- Text section -
THE BIG STORM OF 1913

The first person accounts which follow first appeared in the March 1914 issue of THE MARINE REVIEW. Most of the article, excerpted by the MARINE HISTORIAN in 1988, was written by the Captain of the J.H. SHEADLE, S. A. Lyons.

The storm which enveloped the Great Lakes region November 8 to 11 was the most destructive since the lakes have been commercially navigated and will doubtless mark a period in the history of the lakes. There have been great storms in the past, notably that of 1905, but none so extended in area, so terrific in force and so long continued without any cessation of wind velocity. The storm really began on Friday night, November 7, striking Lake Superior from the Northwest. It was accompanied by a blinding snow storm, which made navigation practically impossible without great risk. The maximum velocity of the wind at the west end of Lake Superior on Saturday, November 9, was at the rate of 68 miles an hour, with a heavy sea running. The sea ran pretty high all day Saturday and vessels remained in port. Those that were out sought shelter.

- Record extracts -
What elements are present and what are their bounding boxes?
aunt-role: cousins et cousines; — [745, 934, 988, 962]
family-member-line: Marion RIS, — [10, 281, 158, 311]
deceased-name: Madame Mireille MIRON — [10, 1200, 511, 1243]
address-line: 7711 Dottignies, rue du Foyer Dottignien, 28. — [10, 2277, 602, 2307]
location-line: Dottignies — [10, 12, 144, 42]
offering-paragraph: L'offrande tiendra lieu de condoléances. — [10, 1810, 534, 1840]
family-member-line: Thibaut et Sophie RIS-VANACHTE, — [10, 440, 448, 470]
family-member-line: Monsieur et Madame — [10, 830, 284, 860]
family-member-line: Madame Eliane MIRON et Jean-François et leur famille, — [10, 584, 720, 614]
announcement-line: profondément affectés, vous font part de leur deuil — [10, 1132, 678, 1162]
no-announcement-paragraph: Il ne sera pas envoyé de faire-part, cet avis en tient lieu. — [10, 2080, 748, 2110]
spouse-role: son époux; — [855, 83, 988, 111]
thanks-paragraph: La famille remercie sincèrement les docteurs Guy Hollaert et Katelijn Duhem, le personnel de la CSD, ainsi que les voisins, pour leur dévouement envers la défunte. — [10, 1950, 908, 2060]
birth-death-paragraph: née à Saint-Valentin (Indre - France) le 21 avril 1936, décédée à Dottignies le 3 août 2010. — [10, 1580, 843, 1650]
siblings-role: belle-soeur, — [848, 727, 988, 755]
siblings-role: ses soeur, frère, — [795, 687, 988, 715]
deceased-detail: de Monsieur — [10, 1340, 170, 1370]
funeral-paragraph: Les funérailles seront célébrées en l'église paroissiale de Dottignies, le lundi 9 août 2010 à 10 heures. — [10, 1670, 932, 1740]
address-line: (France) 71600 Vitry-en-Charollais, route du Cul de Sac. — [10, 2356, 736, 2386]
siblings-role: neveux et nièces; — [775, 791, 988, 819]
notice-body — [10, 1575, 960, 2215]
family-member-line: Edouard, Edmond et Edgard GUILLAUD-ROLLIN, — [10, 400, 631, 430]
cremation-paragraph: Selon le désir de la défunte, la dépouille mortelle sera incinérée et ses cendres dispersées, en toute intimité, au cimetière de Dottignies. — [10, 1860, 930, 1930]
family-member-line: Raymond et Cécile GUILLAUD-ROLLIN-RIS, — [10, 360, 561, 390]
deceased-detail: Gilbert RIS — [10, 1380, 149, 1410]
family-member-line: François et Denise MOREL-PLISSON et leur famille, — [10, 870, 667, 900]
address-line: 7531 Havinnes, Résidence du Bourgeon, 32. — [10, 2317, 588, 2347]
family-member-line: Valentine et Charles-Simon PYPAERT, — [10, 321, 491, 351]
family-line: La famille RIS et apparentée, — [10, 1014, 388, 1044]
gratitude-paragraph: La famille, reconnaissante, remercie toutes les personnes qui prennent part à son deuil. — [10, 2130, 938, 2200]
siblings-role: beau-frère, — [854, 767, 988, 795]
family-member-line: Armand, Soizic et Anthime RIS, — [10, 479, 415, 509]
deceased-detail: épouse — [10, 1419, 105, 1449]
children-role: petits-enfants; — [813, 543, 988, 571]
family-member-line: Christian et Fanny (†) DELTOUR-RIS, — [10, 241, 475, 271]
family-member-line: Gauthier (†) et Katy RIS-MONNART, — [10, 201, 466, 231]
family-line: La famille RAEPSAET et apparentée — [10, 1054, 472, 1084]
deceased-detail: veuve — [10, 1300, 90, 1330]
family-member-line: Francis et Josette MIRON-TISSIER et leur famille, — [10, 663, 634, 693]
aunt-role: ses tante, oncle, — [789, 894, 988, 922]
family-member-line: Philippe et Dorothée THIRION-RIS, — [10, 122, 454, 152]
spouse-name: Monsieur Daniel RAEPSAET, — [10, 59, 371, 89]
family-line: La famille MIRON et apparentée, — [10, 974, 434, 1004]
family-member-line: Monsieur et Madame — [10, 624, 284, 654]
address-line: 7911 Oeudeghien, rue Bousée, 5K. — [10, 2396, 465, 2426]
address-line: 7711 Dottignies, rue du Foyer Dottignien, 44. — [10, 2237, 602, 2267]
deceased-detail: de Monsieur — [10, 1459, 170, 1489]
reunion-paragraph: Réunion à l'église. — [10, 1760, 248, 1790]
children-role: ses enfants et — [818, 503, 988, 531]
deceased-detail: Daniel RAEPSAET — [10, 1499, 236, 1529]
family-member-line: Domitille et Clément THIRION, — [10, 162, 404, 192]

- Written exercise 1 -
Answer these questions about the 1913 storm text:
(a) In which issue of THE MARINE REVIEW did the first-person accounts first appear?
(b) Who was the Captain of the J.H. SHEADLE?
(c) From which direction did the storm strike Lake Superior?
- Written exercise 2 -
Edit the 1913 storm text so that "driving" replaces "blinding", and write out the passage that begins at the words "The storm which" and stops after "out sought shelter.".

- Task response 1 -
(a) The March 1914 issue.
(b) S. A. Lyons.
(c) From the Northwest.

- Task response 2 -
The storm which enveloped the Great Lakes region November 8 to 11 was the most destructive since the lakes have been commercially navigated and will doubtless mark a period in the history of the lakes. There have been great storms in the past, notably that of 1905, but none so extended in area, so terrific in force and so long continued without any cessation of wind velocity. The storm really began on Friday night, November 7, striking Lake Superior from the Northwest. It was accompanied by a driving snow storm, which made navigation practically impossible without great risk. The maximum velocity of the wind at the west end of Lake Superior on Saturday, November 9, was at the rate of 68 miles an hour, with a heavy sea running. The sea ran pretty high all day Saturday and vessels remained in port. Those that were out sought shelter.